[begin Data lines]

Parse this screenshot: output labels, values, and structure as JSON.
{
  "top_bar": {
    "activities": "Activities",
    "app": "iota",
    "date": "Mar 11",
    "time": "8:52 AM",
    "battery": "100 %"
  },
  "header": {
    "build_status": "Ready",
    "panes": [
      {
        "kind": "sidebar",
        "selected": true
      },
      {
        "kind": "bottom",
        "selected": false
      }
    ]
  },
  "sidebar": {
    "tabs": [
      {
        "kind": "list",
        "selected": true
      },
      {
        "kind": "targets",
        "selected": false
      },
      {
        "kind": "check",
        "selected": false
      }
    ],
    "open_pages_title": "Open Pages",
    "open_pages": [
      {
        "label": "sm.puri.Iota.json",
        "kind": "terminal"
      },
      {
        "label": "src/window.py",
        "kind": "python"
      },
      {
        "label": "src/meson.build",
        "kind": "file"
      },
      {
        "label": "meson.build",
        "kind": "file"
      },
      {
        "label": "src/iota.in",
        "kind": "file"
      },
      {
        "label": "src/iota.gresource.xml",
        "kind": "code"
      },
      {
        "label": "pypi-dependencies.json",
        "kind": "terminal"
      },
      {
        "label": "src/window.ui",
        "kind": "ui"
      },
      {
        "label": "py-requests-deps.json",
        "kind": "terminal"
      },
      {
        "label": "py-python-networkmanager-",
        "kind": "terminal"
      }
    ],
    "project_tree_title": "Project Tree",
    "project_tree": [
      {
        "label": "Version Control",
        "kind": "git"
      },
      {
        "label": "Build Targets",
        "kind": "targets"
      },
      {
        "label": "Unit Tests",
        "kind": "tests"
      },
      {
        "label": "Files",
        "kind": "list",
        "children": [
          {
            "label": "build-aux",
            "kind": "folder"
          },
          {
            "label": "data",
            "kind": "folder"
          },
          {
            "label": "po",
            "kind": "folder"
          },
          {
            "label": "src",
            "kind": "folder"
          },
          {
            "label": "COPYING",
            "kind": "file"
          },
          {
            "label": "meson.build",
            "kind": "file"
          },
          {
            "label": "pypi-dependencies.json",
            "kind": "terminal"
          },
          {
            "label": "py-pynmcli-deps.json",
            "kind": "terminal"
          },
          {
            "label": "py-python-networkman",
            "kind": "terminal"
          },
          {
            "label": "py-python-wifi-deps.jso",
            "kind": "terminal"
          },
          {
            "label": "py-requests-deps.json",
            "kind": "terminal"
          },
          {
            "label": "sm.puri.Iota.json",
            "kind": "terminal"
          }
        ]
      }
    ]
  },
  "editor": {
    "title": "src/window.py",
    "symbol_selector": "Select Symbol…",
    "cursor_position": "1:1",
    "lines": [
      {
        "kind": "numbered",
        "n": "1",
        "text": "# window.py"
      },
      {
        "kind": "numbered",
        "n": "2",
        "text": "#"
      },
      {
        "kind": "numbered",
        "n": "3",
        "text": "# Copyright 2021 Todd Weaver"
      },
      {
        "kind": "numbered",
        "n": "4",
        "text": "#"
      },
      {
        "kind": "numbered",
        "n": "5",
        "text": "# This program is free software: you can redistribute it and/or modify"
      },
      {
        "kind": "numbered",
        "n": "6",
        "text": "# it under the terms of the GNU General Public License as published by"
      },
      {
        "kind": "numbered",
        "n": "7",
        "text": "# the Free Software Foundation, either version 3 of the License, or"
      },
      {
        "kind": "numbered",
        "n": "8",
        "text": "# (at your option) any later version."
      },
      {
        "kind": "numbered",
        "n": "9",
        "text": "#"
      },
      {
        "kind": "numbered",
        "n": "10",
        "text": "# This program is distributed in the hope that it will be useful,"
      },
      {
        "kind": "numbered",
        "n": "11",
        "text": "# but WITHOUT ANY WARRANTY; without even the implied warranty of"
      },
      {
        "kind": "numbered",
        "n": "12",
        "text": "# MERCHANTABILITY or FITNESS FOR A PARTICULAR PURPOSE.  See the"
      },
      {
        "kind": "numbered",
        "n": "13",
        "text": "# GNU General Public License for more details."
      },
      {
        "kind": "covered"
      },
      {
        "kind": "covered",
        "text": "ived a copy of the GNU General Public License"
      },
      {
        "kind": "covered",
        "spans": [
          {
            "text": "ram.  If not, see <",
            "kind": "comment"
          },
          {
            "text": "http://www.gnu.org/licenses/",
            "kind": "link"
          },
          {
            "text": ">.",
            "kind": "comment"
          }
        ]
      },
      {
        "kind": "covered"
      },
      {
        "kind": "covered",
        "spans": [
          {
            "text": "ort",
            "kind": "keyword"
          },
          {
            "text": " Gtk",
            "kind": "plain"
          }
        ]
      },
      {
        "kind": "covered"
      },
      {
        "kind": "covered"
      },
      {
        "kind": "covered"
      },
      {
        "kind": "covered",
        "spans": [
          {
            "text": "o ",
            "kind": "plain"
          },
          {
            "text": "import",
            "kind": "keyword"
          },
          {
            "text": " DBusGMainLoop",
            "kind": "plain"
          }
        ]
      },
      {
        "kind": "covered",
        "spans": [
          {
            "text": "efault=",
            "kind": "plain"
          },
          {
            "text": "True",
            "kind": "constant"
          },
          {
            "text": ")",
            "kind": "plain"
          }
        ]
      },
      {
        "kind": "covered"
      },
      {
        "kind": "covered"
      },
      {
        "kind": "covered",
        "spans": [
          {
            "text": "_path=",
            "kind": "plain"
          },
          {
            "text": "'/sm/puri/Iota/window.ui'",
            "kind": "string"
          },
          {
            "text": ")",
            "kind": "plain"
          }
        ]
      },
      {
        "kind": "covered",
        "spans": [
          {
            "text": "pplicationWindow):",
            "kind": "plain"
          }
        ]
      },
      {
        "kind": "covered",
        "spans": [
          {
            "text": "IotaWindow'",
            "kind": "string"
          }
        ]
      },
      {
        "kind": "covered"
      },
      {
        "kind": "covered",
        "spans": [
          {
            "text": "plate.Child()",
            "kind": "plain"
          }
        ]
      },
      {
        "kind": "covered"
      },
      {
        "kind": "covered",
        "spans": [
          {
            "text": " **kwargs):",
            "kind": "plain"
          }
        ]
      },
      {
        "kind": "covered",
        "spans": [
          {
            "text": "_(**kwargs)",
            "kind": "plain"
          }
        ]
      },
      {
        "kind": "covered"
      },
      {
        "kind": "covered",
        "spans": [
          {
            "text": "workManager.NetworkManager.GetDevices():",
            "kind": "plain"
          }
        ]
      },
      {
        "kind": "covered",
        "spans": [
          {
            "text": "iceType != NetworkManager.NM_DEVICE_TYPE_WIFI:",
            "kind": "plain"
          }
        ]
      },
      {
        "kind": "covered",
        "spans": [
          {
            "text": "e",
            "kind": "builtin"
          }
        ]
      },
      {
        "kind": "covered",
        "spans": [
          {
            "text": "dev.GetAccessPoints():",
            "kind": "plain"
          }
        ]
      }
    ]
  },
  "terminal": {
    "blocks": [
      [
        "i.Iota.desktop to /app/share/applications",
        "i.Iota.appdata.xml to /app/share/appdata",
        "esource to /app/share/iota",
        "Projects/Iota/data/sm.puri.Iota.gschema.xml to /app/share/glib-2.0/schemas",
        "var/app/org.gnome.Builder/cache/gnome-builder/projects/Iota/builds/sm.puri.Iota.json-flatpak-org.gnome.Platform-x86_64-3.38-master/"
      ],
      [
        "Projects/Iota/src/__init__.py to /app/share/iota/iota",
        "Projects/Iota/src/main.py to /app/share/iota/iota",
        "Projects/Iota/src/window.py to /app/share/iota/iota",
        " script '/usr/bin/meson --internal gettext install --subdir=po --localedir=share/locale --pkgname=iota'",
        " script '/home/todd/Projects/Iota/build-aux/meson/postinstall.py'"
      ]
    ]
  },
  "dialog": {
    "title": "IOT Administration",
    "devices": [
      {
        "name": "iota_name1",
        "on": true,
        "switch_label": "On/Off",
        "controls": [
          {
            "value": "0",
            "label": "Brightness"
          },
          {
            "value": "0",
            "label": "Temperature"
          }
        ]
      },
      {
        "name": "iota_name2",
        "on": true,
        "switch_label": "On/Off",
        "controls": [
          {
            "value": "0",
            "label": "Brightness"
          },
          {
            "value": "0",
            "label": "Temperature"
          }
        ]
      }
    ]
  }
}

[end Data lines]
[begin Data lines]

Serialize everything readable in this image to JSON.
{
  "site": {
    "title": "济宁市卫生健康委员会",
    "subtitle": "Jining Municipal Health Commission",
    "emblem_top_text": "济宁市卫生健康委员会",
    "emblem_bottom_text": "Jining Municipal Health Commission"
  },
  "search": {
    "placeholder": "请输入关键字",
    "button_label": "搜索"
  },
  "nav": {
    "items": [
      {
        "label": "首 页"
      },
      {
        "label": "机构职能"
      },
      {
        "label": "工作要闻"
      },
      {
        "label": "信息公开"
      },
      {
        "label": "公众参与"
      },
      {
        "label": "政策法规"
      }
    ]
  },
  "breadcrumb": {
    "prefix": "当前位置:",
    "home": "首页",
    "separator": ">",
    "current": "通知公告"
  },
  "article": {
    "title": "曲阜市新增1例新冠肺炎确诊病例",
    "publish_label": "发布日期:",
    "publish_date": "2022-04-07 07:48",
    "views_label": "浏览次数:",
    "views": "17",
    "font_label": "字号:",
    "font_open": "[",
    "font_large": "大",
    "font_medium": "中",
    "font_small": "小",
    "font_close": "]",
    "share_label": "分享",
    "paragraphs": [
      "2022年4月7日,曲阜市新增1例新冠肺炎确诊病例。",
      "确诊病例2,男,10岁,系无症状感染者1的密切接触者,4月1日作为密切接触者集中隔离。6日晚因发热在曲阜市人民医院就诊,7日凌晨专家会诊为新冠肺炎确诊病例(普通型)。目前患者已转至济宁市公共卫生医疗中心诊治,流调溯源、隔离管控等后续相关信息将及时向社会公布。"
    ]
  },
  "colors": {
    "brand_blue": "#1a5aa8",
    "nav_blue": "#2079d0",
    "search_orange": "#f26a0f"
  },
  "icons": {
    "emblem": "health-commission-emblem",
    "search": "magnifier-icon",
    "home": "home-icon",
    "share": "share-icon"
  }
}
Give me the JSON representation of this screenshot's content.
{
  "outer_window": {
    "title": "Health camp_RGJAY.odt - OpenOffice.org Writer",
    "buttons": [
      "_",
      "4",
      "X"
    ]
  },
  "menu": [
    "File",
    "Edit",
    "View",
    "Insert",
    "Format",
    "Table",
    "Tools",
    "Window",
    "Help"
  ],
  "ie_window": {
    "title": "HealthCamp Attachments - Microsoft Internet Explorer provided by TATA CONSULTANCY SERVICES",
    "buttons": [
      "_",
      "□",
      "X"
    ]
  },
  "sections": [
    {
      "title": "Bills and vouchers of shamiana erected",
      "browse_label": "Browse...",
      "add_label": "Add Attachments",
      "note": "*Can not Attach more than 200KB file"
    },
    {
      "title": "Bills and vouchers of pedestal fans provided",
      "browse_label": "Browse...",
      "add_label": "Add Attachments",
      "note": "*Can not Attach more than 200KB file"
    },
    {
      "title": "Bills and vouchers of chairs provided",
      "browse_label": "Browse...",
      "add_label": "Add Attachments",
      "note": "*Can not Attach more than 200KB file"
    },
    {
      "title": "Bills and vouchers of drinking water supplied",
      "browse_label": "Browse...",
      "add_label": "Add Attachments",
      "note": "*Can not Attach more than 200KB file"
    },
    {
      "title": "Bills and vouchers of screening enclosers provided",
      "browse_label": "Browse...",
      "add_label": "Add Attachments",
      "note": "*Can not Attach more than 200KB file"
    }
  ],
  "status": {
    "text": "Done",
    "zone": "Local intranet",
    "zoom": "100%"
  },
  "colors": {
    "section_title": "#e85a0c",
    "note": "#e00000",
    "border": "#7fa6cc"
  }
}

[end Data lines]

Task details:
Only the number is wanted: how many lines above include the word "program"?

Response for this exercise:
2